··· Material for the task

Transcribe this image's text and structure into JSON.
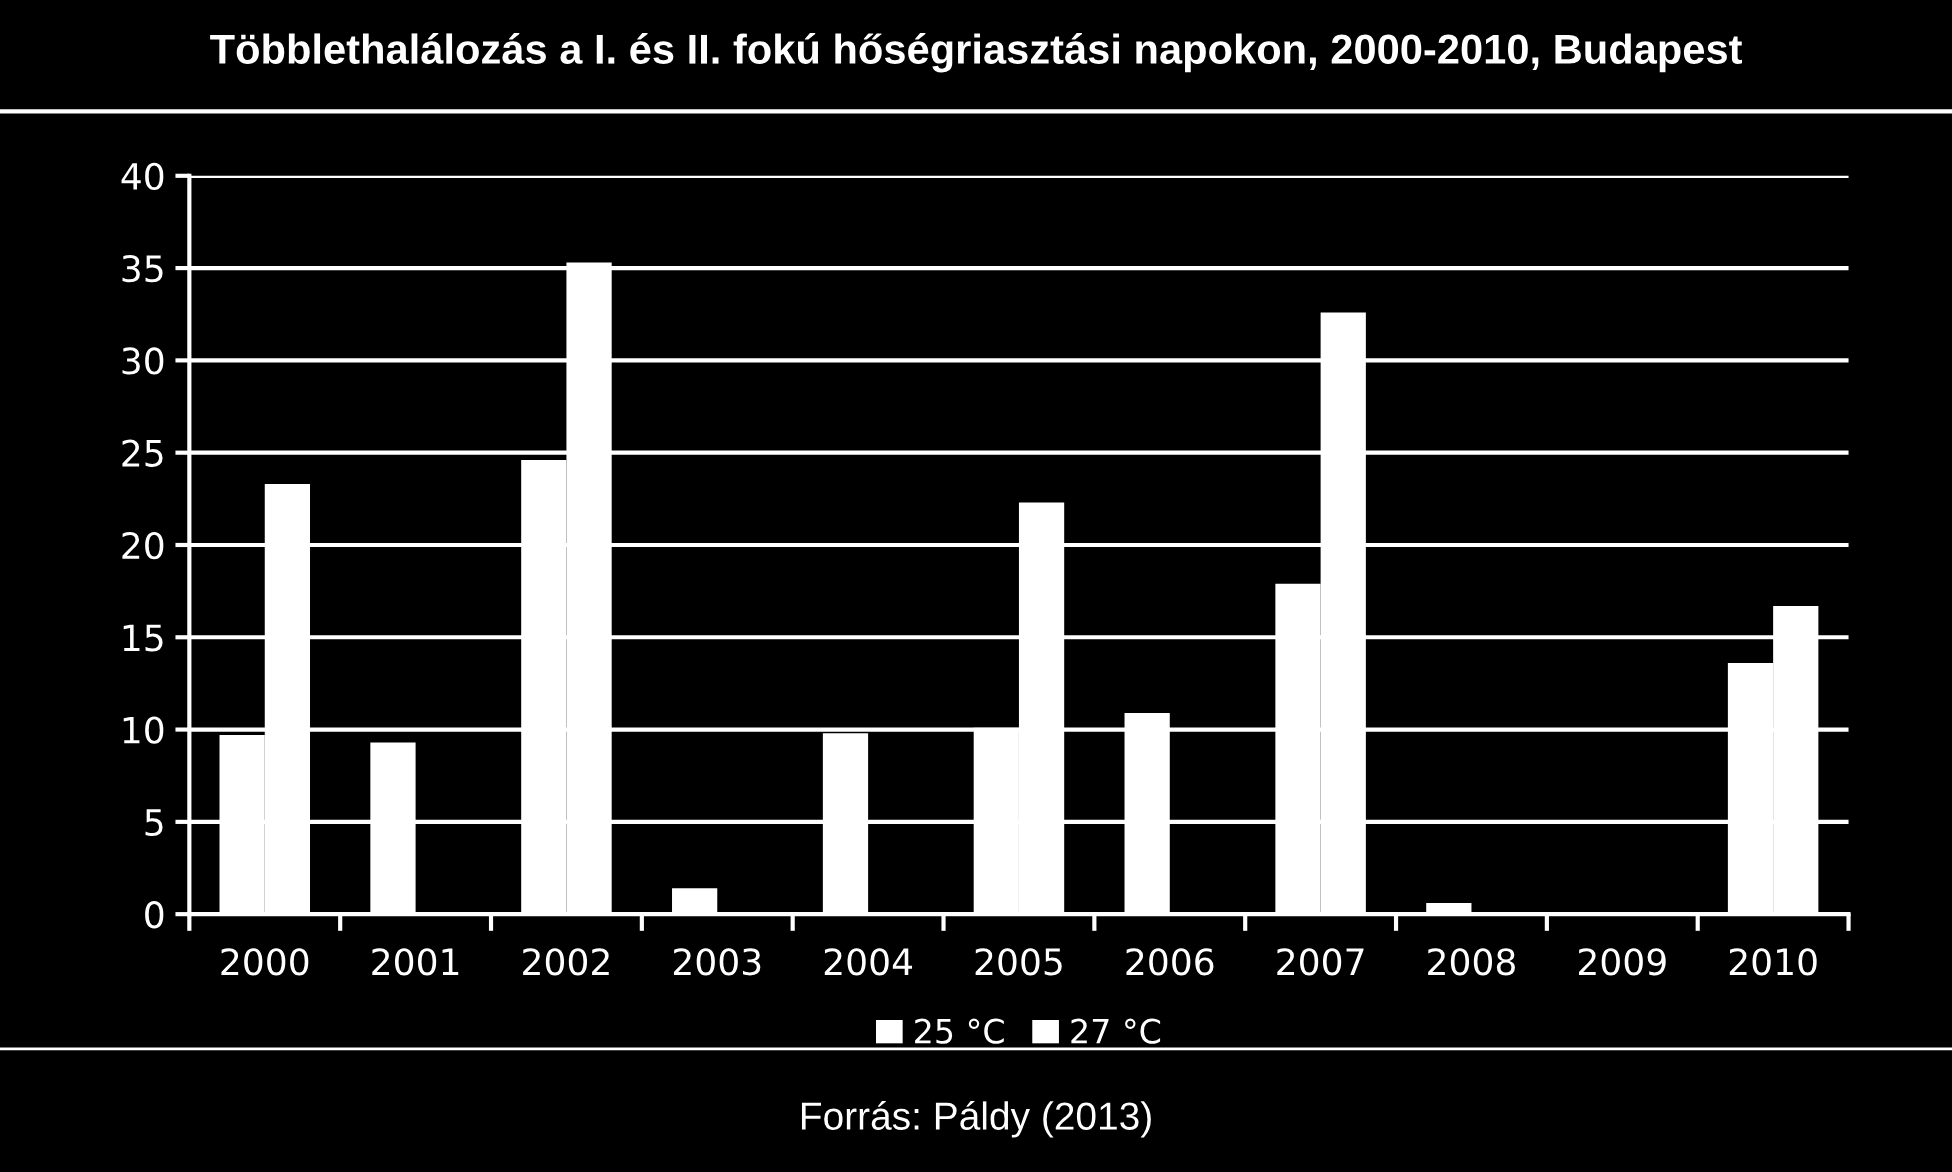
{
  "chart_data": {
    "type": "bar",
    "title": "Többlethalálozás a I. és II. fokú hőségriasztási napokon, 2000-2010, Budapest",
    "categories": [
      "2000",
      "2001",
      "2002",
      "2003",
      "2004",
      "2005",
      "2006",
      "2007",
      "2008",
      "2009",
      "2010"
    ],
    "series": [
      {
        "name": "25 °C",
        "color": "#ffffff",
        "values": [
          9.7,
          9.3,
          24.6,
          1.4,
          9.8,
          10.1,
          10.9,
          17.9,
          0.6,
          0,
          13.6
        ]
      },
      {
        "name": "27 °C",
        "color": "#ffffff",
        "values": [
          23.3,
          0,
          35.3,
          0,
          0,
          22.3,
          0,
          32.6,
          0,
          0,
          16.7
        ]
      }
    ],
    "ylim": [
      0,
      40
    ],
    "yticks": [
      0,
      5,
      10,
      15,
      20,
      25,
      30,
      35,
      40
    ],
    "grid": "y",
    "legend": "bottom",
    "annotations": [
      "Forrás: Páldy (2013)"
    ]
  }
}
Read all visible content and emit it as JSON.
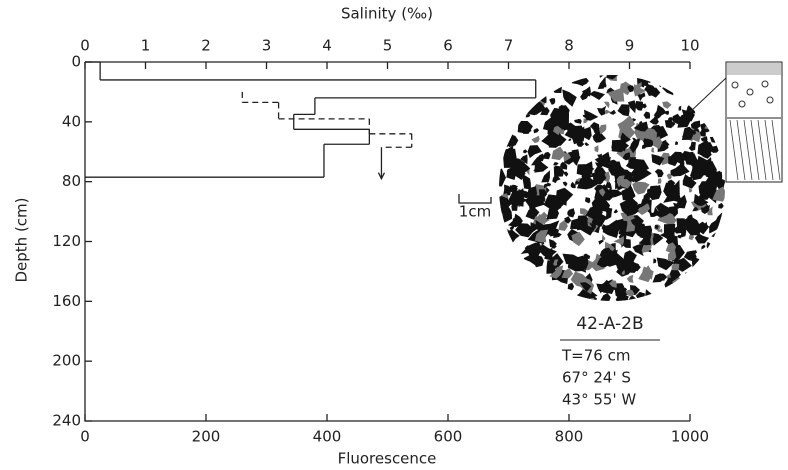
{
  "chart_data": {
    "type": "step-profile",
    "top_axis_label": "Salinity (‰)",
    "x_label": "Fluorescence",
    "y_label": "Depth (cm)",
    "xlim": [
      0,
      1000
    ],
    "xticks": [
      0,
      200,
      400,
      600,
      800,
      1000
    ],
    "x2lim": [
      0,
      10
    ],
    "x2ticks": [
      0,
      1,
      2,
      3,
      4,
      5,
      6,
      7,
      8,
      9,
      10
    ],
    "ylim": [
      0,
      240
    ],
    "yticks": [
      0,
      40,
      80,
      120,
      160,
      200,
      240
    ],
    "y_inverted": true,
    "series": [
      {
        "axis": "x",
        "style": "solid",
        "depths": [
          0,
          12,
          24,
          35,
          45,
          55,
          77
        ],
        "values": [
          25,
          745,
          380,
          345,
          470,
          395
        ]
      },
      {
        "axis": "x2",
        "style": "dashed",
        "depths": [
          20,
          27,
          38,
          48,
          57
        ],
        "values": [
          2.6,
          3.2,
          4.7,
          5.4
        ],
        "arrow_value": 4.9,
        "arrow_to_depth": 78
      }
    ],
    "scale_bar_label": "1cm",
    "sample": {
      "label": "42-A-2B",
      "lines": [
        "T=76 cm",
        "67° 24' S",
        "43° 55' W"
      ]
    }
  }
}
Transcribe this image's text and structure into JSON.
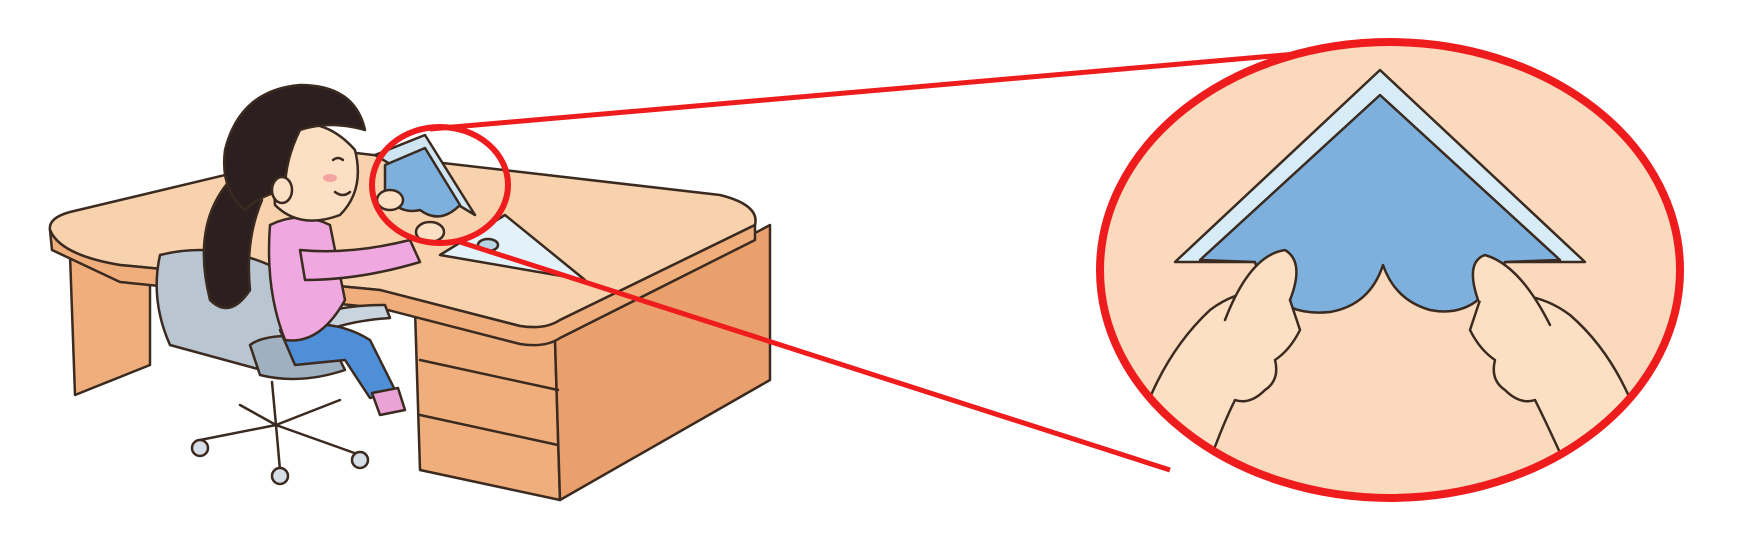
{
  "scene": {
    "subject": "girl-at-desk-folding-paper",
    "callout": "zoomed-view-of-hands-and-triangle-ruler"
  },
  "colors": {
    "callout_outline": "#ee1c1c",
    "desk_top": "#f7d2ad",
    "desk_side": "#efae7c",
    "paper_blue": "#7db0dc",
    "ruler_edge": "#cfe6f2",
    "sweater_pink": "#f0a8e0",
    "hair": "#2b1f1f",
    "skin": "#fde0c4",
    "chair_grey": "#b9c6d2",
    "callout_bg": "#fbd9bd"
  }
}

······

Stated task ->
Return the material exactly as given, apart from the pictures.

The reply ->
Transcribe this image's text and structure into JSON.
{
  "chart_data": {
    "type": "bar",
    "title": "Többlethalálozás a I. és II. fokú hőségriasztási napokon, 2000-2010, Budapest",
    "categories": [
      "2000",
      "2001",
      "2002",
      "2003",
      "2004",
      "2005",
      "2006",
      "2007",
      "2008",
      "2009",
      "2010"
    ],
    "series": [
      {
        "name": "25 °C",
        "color": "#ffffff",
        "values": [
          9.7,
          9.3,
          24.6,
          1.4,
          9.8,
          10.1,
          10.9,
          17.9,
          0.6,
          0,
          13.6
        ]
      },
      {
        "name": "27 °C",
        "color": "#ffffff",
        "values": [
          23.3,
          0,
          35.3,
          0,
          0,
          22.3,
          0,
          32.6,
          0,
          0,
          16.7
        ]
      }
    ],
    "ylim": [
      0,
      40
    ],
    "yticks": [
      0,
      5,
      10,
      15,
      20,
      25,
      30,
      35,
      40
    ],
    "grid": "y",
    "legend": "bottom",
    "annotations": [
      "Forrás: Páldy (2013)"
    ]
  }
}
Read all visible content and emit it as JSON.
{
  "chart_data": {
    "type": "step-profile",
    "top_axis_label": "Salinity (‰)",
    "x_label": "Fluorescence",
    "y_label": "Depth (cm)",
    "xlim": [
      0,
      1000
    ],
    "xticks": [
      0,
      200,
      400,
      600,
      800,
      1000
    ],
    "x2lim": [
      0,
      10
    ],
    "x2ticks": [
      0,
      1,
      2,
      3,
      4,
      5,
      6,
      7,
      8,
      9,
      10
    ],
    "ylim": [
      0,
      240
    ],
    "yticks": [
      0,
      40,
      80,
      120,
      160,
      200,
      240
    ],
    "y_inverted": true,
    "series": [
      {
        "axis": "x",
        "style": "solid",
        "depths": [
          0,
          12,
          24,
          35,
          45,
          55,
          77
        ],
        "values": [
          25,
          745,
          380,
          345,
          470,
          395
        ]
      },
      {
        "axis": "x2",
        "style": "dashed",
        "depths": [
          20,
          27,
          38,
          48,
          57
        ],
        "values": [
          2.6,
          3.2,
          4.7,
          5.4
        ],
        "arrow_value": 4.9,
        "arrow_to_depth": 78
      }
    ],
    "scale_bar_label": "1cm",
    "sample": {
      "label": "42-A-2B",
      "lines": [
        "T=76 cm",
        "67° 24' S",
        "43° 55' W"
      ]
    }
  }
}
Transcribe this image's text and structure into JSON.
{
  "scene": {
    "subject": "girl-at-desk-folding-paper",
    "callout": "zoomed-view-of-hands-and-triangle-ruler"
  },
  "colors": {
    "callout_outline": "#ee1c1c",
    "desk_top": "#f7d2ad",
    "desk_side": "#efae7c",
    "paper_blue": "#7db0dc",
    "ruler_edge": "#cfe6f2",
    "sweater_pink": "#f0a8e0",
    "hair": "#2b1f1f",
    "skin": "#fde0c4",
    "chair_grey": "#b9c6d2",
    "callout_bg": "#fbd9bd"
  }
}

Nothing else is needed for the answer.